Stored records:
_ _ _
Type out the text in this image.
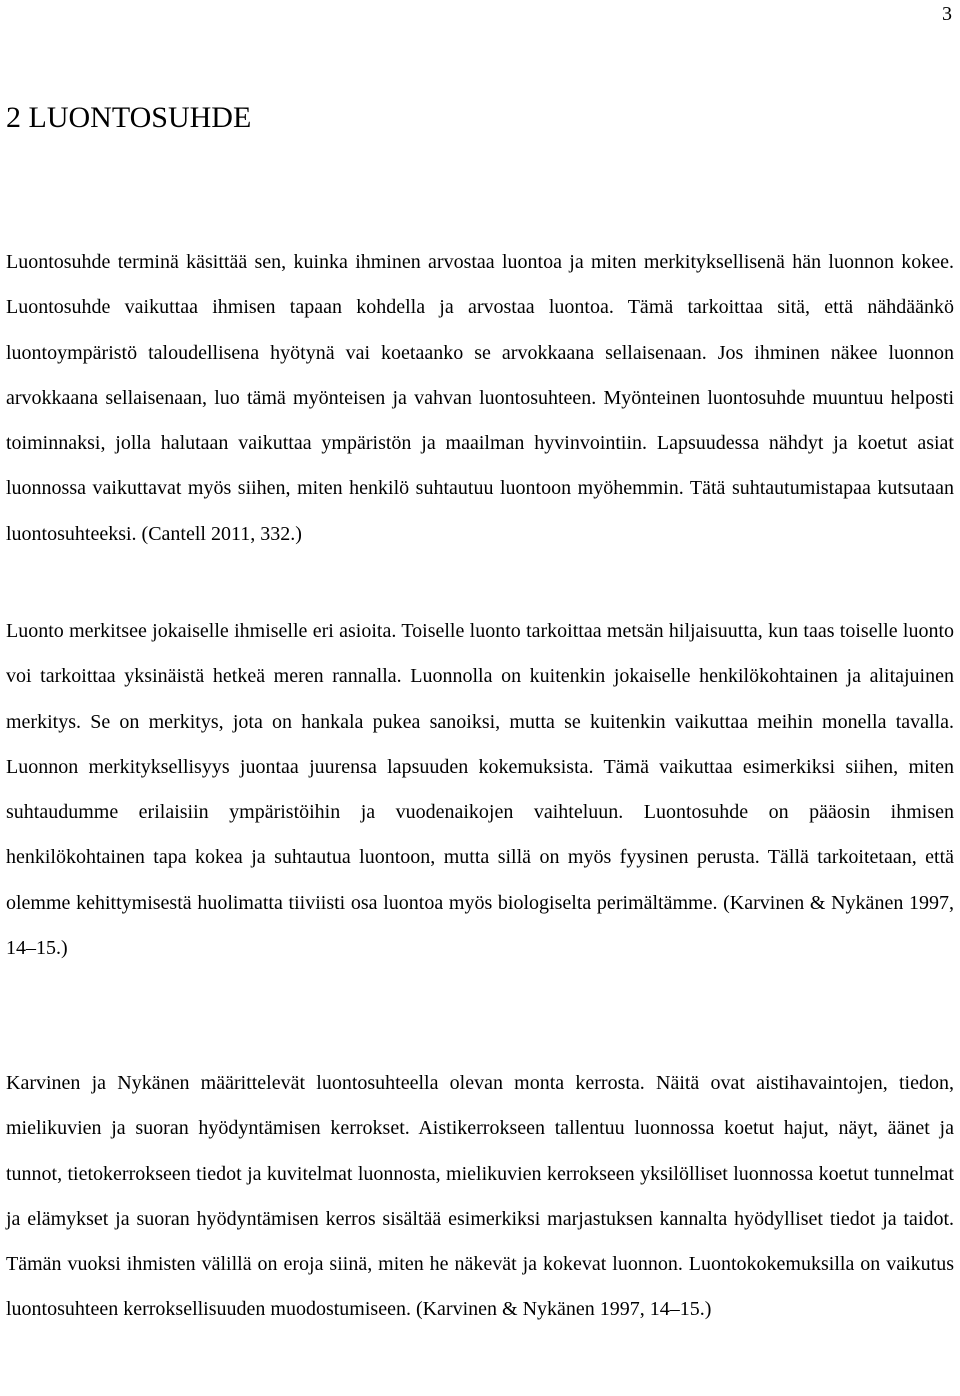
3
2 LUONTOSUHDE

Luontosuhde terminä käsittää sen, kuinka ihminen arvostaa luontoa ja miten merkityksellisenä hän luonnon kokee. Luontosuhde vaikuttaa ihmisen tapaan kohdella ja arvostaa luontoa. Tämä tarkoittaa sitä, että nähdäänkö luontoympäristö taloudellisena hyötynä vai koetaanko se arvokkaana sellaisenaan. Jos ihminen näkee luonnon arvokkaana sellaisenaan, luo tämä myönteisen ja vahvan luontosuhteen. Myönteinen luontosuhde muuntuu helposti toiminnaksi, jolla halutaan vaikuttaa ympäristön ja maailman hyvinvointiin. Lapsuudessa nähdyt ja koetut asiat luonnossa vaikuttavat myös siihen, miten henkilö suhtautuu luontoon myöhemmin. Tätä suhtautumistapaa kutsutaan luontosuhteeksi. (Cantell 2011, 332.)

Luonto merkitsee jokaiselle ihmiselle eri asioita. Toiselle luonto tarkoittaa metsän hiljaisuutta, kun taas toiselle luonto voi tarkoittaa yksinäistä hetkeä meren rannalla. Luonnolla on kuitenkin jokaiselle henkilökohtainen ja alitajuinen merkitys. Se on merkitys, jota on hankala pukea sanoiksi, mutta se kuitenkin vaikuttaa meihin monella tavalla. Luonnon merkityksellisyys juontaa juurensa lapsuuden kokemuksista. Tämä vaikuttaa esimerkiksi siihen, miten suhtaudumme erilaisiin ympäristöihin ja vuodenaikojen vaihteluun. Luontosuhde on pääosin ihmisen henkilökohtainen tapa kokea ja suhtautua luontoon, mutta sillä on myös fyysinen perusta. Tällä tarkoitetaan, että olemme kehittymisestä huolimatta tiiviisti osa luontoa myös biologiselta perimältämme. (Karvinen & Nykänen 1997, 14–15.)

Karvinen ja Nykänen määrittelevät luontosuhteella olevan monta kerrosta. Näitä ovat aistihavaintojen, tiedon, mielikuvien ja suoran hyödyntämisen kerrokset. Aistikerrokseen tallentuu luonnossa koetut hajut, näyt, äänet ja tunnot, tietokerrokseen tiedot ja kuvitelmat luonnosta, mielikuvien kerrokseen yksilölliset luonnossa koetut tunnelmat ja elämykset ja suoran hyödyntämisen kerros sisältää esimerkiksi marjastuksen kannalta hyödylliset tiedot ja taidot. Tämän vuoksi ihmisten välillä on eroja siinä, miten he näkevät ja kokevat luonnon. Luontokokemuksilla on vaikutus luontosuhteen kerroksellisuuden muodostumiseen. (Karvinen & Nykänen 1997, 14–15.)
_ _ _
▸ YOUR GOAL
Take every line from the data above that holds "luontoon" and copy it out.

▸ THE SOLUTION
Luontosuhde terminä käsittää sen, kuinka ihminen arvostaa luontoa ja miten merkityksellisenä hän luonnon kokee. Luontosuhde vaikuttaa ihmisen tapaan kohdella ja arvostaa luontoa. Tämä tarkoittaa sitä, että nähdäänkö luontoympäristö taloudellisena hyötynä vai koetaanko se arvokkaana sellaisenaan. Jos ihminen näkee luonnon arvokkaana sellaisenaan, luo tämä myönteisen ja vahvan luontosuhteen. Myönteinen luontosuhde muuntuu helposti toiminnaksi, jolla halutaan vaikuttaa ympäristön ja maailman hyvinvointiin. Lapsuudessa nähdyt ja koetut asiat luonnossa vaikuttavat myös siihen, miten henkilö suhtautuu luontoon myöhemmin. Tätä suhtautumistapaa kutsutaan luontosuhteeksi. (Cantell 2011, 332.)
Luonto merkitsee jokaiselle ihmiselle eri asioita. Toiselle luonto tarkoittaa metsän hiljaisuutta, kun taas toiselle luonto voi tarkoittaa yksinäistä hetkeä meren rannalla. Luonnolla on kuitenkin jokaiselle henkilökohtainen ja alitajuinen merkitys. Se on merkitys, jota on hankala pukea sanoiksi, mutta se kuitenkin vaikuttaa meihin monella tavalla. Luonnon merkityksellisyys juontaa juurensa lapsuuden kokemuksista. Tämä vaikuttaa esimerkiksi siihen, miten suhtaudumme erilaisiin ympäristöihin ja vuodenaikojen vaihteluun. Luontosuhde on pääosin ihmisen henkilökohtainen tapa kokea ja suhtautua luontoon, mutta sillä on myös fyysinen perusta. Tällä tarkoitetaan, että olemme kehittymisestä huolimatta tiiviisti osa luontoa myös biologiselta perimältämme. (Karvinen & Nykänen 1997, 14–15.)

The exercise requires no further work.